• Task instructions: Find the lines holding the string "WILMOTH" in the data, then copy all of them.

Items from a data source
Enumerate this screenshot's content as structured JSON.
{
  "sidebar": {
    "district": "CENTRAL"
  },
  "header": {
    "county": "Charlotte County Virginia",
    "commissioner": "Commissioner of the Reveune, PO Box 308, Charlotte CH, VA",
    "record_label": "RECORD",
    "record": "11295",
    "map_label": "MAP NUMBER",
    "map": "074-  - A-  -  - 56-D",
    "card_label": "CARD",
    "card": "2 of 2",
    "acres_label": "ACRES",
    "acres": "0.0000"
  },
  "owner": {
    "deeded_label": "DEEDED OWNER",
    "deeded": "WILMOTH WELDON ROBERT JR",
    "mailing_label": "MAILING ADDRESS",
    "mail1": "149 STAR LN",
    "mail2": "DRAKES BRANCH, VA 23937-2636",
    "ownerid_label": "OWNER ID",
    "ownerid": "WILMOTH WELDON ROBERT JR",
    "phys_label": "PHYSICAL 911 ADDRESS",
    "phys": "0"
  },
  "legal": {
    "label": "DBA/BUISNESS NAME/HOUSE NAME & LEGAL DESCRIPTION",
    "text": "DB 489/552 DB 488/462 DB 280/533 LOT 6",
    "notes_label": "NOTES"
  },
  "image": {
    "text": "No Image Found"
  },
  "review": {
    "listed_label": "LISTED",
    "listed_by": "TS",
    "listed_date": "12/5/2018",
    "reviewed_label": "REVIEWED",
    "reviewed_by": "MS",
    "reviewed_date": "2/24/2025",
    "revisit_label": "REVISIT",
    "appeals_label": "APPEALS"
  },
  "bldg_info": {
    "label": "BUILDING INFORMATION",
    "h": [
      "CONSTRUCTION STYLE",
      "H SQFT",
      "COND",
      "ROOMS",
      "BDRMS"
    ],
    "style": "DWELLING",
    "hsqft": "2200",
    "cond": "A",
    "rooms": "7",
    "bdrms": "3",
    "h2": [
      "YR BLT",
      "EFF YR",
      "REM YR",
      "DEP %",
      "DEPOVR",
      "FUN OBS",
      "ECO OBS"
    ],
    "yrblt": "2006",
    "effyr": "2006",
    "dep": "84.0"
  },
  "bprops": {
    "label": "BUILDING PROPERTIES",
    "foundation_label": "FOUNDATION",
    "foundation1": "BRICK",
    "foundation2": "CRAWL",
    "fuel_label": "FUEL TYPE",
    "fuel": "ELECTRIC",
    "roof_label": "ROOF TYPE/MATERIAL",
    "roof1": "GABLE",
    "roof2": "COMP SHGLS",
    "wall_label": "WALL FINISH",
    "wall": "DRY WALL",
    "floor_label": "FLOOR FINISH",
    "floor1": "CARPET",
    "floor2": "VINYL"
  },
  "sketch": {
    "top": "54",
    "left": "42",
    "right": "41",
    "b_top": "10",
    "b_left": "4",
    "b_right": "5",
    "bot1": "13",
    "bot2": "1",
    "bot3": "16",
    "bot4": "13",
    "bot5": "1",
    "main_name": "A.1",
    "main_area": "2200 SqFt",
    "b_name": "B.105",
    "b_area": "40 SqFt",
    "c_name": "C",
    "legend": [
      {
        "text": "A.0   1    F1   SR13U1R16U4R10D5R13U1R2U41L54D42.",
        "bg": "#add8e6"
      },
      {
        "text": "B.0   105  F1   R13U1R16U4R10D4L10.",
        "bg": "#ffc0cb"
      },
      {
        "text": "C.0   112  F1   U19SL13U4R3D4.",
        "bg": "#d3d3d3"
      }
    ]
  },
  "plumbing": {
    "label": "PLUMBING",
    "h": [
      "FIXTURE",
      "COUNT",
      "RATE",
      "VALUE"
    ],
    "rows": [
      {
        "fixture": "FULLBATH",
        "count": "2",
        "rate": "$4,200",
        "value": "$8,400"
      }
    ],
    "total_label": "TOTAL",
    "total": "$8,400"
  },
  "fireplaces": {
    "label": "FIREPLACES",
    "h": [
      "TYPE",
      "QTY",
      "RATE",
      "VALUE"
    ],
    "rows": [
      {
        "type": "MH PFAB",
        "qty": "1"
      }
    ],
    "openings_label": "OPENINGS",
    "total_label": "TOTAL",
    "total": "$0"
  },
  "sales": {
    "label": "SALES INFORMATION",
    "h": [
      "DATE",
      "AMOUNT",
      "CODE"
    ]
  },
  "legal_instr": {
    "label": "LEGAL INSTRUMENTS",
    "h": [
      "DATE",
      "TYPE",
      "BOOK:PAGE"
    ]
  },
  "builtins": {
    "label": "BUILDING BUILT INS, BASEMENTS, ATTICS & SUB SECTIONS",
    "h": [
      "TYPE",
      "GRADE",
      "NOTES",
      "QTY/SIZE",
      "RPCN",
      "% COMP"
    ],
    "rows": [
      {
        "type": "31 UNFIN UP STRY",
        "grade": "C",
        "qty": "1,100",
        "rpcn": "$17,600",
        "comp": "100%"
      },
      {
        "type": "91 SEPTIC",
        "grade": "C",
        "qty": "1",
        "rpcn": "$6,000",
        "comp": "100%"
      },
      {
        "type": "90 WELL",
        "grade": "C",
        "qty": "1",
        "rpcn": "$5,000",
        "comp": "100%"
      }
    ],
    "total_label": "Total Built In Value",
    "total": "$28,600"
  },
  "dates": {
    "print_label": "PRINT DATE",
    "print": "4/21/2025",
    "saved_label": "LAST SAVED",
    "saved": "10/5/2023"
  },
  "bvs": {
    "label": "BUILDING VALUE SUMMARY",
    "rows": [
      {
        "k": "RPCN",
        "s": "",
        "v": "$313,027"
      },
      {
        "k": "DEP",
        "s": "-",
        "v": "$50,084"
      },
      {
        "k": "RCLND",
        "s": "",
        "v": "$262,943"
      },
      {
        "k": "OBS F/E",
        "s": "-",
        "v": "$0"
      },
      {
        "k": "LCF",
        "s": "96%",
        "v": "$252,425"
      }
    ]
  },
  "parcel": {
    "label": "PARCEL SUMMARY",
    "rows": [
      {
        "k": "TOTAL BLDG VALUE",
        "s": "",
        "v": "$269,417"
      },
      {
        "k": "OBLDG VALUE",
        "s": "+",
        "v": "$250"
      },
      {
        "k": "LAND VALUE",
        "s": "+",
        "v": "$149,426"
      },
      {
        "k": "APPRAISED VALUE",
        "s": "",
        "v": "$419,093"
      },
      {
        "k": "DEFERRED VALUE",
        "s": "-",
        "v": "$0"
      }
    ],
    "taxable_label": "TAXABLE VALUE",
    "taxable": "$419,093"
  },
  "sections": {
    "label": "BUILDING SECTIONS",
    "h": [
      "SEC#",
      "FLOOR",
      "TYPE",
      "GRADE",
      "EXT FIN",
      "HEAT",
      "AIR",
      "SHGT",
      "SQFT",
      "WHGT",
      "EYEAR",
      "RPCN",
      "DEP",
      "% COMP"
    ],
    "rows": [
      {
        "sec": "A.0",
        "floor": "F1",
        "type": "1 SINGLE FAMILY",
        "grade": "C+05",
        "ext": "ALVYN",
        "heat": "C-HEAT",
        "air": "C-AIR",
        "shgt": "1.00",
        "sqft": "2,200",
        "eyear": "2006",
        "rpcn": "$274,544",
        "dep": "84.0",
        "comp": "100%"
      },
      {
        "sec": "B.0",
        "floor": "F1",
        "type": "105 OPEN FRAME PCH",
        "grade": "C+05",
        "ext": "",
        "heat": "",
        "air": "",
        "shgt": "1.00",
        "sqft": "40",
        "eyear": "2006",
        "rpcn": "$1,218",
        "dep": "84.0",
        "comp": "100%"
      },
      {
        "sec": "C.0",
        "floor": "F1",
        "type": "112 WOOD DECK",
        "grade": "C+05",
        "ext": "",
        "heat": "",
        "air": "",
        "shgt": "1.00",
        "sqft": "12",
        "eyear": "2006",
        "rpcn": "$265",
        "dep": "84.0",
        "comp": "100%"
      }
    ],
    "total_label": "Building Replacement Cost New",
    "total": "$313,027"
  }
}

• Solution to the problem:
    "deeded": "WILMOTH WELDON ROBERT JR",
    "ownerid": "WILMOTH WELDON ROBERT JR",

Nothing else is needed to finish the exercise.